Objectifs:
a: Reproduisez sans rien modifier tout ce qui va de « Je n’aime pas » jusqu'à « groupe de discussions. » dans le passage fourni.
b: D'après le passage fourni, avec qui un vague signe de tête est-il échangé pendant les journées passées sans côtoyer personne ?

Passage fourni:
_ _ _ _
Je n’aime pas les gens.
Ils me fatiguent. Ils m’exaspèrent. Ils me déçoivent.
D’ailleurs j’évite de les fréquenter.
Je peux passer des journées entières sans me frotter à l’un d’entre eux hormis la caissière du supermarché avec qui j’échange un vague signe de tête.
Quand je me rends à une soirée, ma seule obsession est de les éviter et si j’en vois un arriver bille en tête vers moi, je me précipite aux toilettes, je me cache sous la table, je me dissimule derrière les rideaux, je cherche protection dans les jambes de ma moitié.
Je suis toujours effaré de constater que les gens qui, il y a encore cinq minutes ne se connaissaient pas, parviennent à entretenir des conversations enjouées autour de sujets parfaitement futiles avant de se séparer et de s’en aller participer à un autre groupe de discussions.
Je dois être asocial.
J’ai des amis pourtant mais hors d’eux point de salut, point de compromis, point de relations tièdes dont je sais d’avance qu’elles seront décevantes et sans lendemain.
_ _ _ _
Liste:
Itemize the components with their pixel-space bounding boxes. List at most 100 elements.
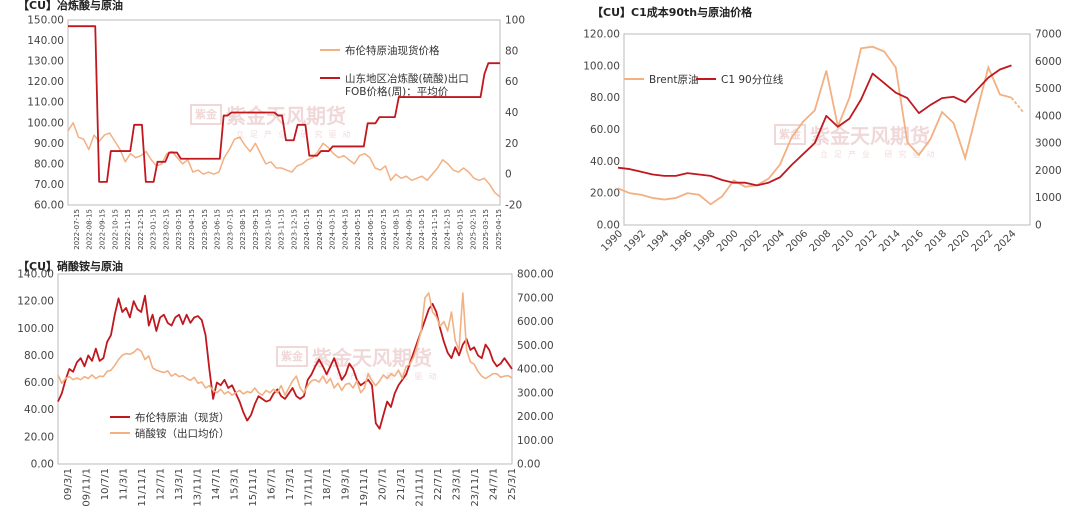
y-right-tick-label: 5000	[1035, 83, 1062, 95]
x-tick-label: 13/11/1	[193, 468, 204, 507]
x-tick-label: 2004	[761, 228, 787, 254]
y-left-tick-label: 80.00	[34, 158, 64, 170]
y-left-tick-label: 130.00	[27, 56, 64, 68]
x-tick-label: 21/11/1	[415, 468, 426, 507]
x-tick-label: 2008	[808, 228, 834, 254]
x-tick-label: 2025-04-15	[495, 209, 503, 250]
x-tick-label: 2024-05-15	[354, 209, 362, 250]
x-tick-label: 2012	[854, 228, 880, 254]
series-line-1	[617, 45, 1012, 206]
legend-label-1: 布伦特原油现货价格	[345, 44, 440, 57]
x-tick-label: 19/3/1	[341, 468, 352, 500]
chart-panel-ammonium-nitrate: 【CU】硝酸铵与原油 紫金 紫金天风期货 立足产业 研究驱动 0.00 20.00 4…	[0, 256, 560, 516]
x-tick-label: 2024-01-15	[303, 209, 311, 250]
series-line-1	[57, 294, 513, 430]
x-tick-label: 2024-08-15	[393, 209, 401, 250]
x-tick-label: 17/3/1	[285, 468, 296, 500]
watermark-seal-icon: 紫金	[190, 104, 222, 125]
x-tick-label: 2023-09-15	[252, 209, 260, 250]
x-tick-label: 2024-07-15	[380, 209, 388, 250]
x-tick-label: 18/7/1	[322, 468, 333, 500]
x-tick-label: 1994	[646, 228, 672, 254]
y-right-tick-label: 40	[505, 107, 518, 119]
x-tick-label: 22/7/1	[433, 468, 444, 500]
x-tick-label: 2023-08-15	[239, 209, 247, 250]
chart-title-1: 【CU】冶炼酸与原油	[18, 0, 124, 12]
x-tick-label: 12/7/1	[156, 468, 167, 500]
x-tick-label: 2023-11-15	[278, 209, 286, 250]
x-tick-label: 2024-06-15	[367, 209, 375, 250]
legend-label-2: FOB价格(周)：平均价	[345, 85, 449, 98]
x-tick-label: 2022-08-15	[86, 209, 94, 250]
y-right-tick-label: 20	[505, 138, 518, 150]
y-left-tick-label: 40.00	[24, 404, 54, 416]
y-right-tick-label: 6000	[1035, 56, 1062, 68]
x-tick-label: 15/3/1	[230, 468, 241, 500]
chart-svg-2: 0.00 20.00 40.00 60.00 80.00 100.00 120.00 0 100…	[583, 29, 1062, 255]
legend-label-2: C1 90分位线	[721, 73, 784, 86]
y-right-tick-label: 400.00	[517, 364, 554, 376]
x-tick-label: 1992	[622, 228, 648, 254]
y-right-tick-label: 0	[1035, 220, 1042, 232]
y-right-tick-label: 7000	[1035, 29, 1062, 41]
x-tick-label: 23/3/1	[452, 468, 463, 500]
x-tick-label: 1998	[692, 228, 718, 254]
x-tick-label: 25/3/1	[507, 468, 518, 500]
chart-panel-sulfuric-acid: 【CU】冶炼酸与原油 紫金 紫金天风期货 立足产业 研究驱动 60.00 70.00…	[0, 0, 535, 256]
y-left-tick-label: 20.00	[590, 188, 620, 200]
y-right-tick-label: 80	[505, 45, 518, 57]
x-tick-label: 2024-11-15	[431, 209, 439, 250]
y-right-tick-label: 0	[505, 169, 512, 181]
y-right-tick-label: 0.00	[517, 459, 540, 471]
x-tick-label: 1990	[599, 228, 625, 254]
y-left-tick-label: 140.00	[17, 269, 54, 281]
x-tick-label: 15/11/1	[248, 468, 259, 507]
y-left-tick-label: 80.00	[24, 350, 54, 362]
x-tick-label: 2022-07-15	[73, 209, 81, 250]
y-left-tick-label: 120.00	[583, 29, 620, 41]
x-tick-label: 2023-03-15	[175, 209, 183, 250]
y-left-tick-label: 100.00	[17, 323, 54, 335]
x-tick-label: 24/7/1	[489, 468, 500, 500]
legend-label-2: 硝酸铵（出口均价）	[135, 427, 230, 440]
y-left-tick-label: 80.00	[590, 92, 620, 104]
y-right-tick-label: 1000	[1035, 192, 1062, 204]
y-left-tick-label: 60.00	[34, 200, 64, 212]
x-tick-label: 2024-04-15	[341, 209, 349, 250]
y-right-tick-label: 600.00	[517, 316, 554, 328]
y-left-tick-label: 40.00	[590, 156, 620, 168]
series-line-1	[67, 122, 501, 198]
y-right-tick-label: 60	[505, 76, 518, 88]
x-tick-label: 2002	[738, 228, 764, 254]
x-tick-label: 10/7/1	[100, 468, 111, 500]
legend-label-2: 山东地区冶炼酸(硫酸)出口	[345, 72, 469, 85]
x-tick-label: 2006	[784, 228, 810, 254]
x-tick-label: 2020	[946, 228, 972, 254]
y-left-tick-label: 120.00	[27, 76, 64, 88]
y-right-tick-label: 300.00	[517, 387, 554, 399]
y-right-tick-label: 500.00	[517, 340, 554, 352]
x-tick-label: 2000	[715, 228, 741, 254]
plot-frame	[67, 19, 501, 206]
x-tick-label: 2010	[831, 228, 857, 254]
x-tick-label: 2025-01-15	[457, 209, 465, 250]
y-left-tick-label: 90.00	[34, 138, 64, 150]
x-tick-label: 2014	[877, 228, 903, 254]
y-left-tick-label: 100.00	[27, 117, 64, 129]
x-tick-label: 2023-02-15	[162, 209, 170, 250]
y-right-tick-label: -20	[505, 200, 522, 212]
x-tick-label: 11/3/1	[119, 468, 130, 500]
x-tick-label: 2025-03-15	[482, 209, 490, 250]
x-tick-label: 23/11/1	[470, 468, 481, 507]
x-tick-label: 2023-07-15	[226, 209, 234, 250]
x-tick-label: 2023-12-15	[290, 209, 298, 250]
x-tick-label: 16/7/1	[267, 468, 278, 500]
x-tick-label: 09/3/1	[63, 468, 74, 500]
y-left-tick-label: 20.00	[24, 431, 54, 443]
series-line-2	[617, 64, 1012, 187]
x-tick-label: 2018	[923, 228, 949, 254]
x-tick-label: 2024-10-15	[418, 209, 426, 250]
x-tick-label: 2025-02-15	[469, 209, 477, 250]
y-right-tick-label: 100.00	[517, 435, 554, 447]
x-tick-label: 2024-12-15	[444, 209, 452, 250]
_ _ _ _
Résultats finaux:
a:
Je n’aime pas les gens.
Ils me fatiguent. Ils m’exaspèrent. Ils me déçoivent.
D’ailleurs j’évite de les fréquenter.
Je peux passer des journées entières sans me frotter à l’un d’entre eux hormis la caissière du supermarché avec qui j’échange un vague signe de tête.
Quand je me rends à une soirée, ma seule obsession est de les éviter et si j’en vois un arriver bille en tête vers moi, je me précipite aux toilettes, je me cache sous la table, je me dissimule derrière les rideaux, je cherche protection dans les jambes de ma moitié.
Je suis toujours effaré de constater que les gens qui, il y a encore cinq minutes ne se connaissaient pas, parviennent à entretenir des conversations enjouées autour de sujets parfaitement futiles avant de se séparer et de s’en aller participer à un autre groupe de discussions.

b: Avec la caissière du supermarché.